> **Task requirements**: Among the records that follow, count the lines with the string "ZombeeShooter"; report only that count.

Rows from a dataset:
* * * * *

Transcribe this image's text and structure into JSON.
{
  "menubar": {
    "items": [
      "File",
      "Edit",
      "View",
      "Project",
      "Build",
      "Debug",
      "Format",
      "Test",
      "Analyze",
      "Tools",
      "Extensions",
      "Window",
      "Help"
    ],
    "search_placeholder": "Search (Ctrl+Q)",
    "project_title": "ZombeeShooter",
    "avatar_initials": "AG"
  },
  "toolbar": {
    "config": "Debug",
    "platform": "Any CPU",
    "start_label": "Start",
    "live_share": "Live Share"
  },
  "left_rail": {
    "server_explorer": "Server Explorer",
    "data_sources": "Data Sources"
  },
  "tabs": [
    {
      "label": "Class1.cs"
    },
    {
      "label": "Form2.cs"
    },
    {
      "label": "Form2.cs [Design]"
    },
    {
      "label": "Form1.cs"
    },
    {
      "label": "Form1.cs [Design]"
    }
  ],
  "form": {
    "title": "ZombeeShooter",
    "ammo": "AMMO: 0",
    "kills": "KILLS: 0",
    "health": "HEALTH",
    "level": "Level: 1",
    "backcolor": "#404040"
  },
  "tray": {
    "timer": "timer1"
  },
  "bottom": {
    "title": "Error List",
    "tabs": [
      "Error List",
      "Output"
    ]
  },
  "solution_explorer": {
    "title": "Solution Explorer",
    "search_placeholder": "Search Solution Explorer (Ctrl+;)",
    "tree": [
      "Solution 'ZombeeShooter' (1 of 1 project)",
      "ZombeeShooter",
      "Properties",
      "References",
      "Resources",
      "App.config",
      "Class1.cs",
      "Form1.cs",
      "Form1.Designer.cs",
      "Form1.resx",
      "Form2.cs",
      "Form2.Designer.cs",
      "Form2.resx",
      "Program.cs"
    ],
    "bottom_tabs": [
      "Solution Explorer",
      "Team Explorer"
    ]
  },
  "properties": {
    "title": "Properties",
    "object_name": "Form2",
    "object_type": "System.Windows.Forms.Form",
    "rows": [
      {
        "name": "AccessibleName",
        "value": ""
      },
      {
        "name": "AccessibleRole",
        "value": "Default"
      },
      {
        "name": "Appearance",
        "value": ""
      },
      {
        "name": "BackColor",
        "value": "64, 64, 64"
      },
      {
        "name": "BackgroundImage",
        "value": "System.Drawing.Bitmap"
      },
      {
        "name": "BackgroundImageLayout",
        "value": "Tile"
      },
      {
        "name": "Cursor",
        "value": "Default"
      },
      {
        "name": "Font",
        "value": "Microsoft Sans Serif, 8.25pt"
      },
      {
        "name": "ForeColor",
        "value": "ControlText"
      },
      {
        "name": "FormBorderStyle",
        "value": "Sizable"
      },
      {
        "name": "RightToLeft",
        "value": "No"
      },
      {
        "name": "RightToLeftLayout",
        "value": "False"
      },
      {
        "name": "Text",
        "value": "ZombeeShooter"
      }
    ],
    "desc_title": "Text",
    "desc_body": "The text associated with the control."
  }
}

* * * * *

> **Answer below**: 5